Check every line of the material below for the string "JSON", and return the ones that have it.

[Records from a collection of figures]
◆ ◆ ◆ ◆
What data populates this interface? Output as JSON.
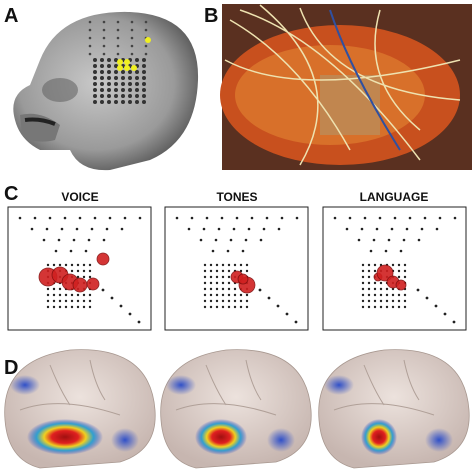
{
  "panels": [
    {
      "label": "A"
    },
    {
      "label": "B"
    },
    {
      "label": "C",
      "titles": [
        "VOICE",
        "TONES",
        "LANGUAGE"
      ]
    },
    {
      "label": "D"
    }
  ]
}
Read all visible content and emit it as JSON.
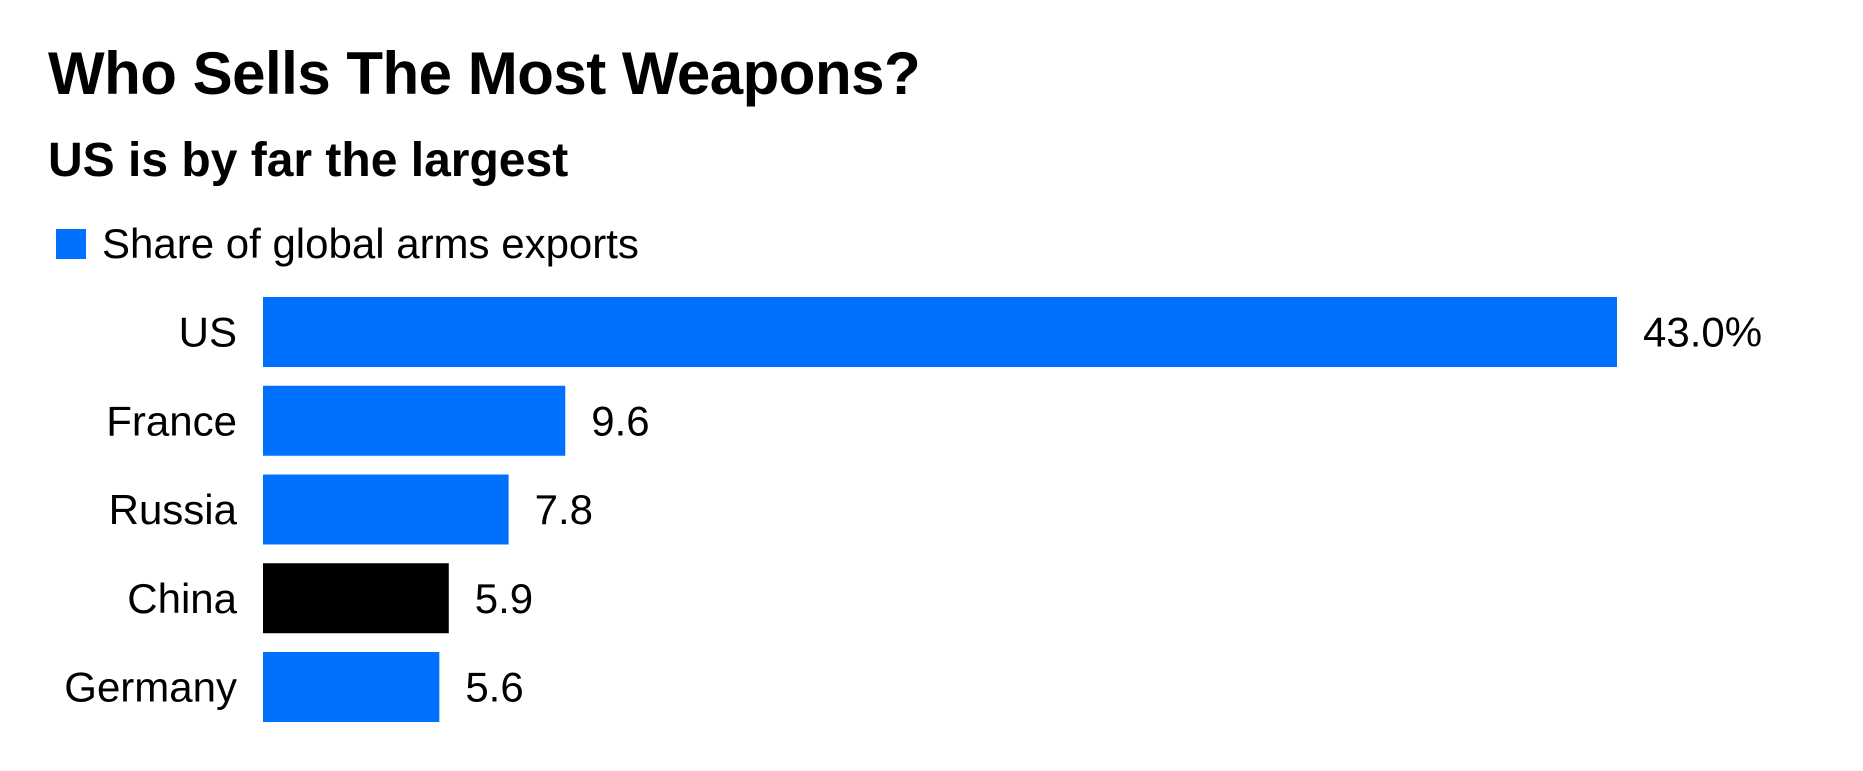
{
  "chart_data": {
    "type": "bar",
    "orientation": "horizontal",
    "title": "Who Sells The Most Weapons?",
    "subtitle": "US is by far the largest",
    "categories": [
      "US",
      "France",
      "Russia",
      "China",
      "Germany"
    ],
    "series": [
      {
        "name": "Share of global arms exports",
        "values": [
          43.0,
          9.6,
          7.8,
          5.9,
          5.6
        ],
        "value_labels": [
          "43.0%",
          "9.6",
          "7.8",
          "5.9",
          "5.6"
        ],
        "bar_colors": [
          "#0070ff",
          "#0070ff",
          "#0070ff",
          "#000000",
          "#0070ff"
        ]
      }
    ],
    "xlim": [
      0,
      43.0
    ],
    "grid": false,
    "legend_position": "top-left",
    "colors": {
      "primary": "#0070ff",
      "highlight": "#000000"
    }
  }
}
◆ ◆ ◆ ◆
Solution to this exercise:
What data populates this interface? Output as JSON.
Read all visible content and emit it as JSON.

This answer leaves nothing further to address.